**Set exercise**
Go through the material and write it all out exactly, minus the pictures.
──────── Records provided ────────
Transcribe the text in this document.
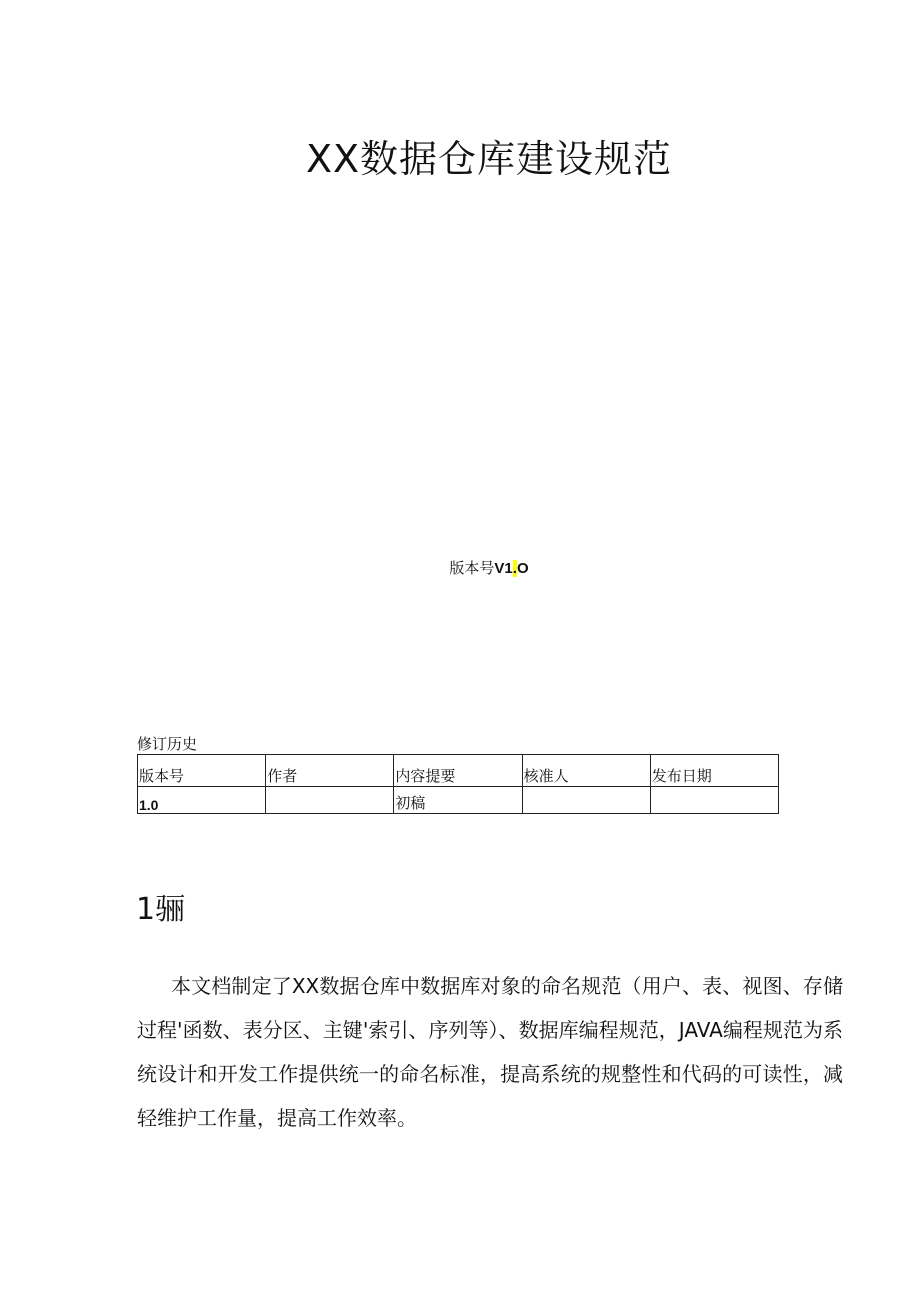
XX数据仓库建设规范
版本号V1.O
修订历史
版本号	作者	内容提要	核准人	发布日期
1.0		初稿		
1骊

本文档制定了XX数据仓库中数据库对象的命名规范（用户、表、视图、存储过程'函数、表分区、主键'索引、序列等）、数据库编程规范，JAVA编程规范为系统设计和开发工作提供统一的命名标准，提高系统的规整性和代码的可读性，减轻维护工作量，提高工作效率。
────────
**The response**
Transcribe the text in this document.
XX数据仓库建设规范
版本号V1.O
修订历史
版本号	作者	内容提要	核准人	发布日期
1.0		初稿		
1骊

本文档制定了XX数据仓库中数据库对象的命名规范（用户、表、视图、存储过程'函数、表分区、主键'索引、序列等）、数据库编程规范，JAVA编程规范为系统设计和开发工作提供统一的命名标准，提高系统的规整性和代码的可读性，减轻维护工作量，提高工作效率。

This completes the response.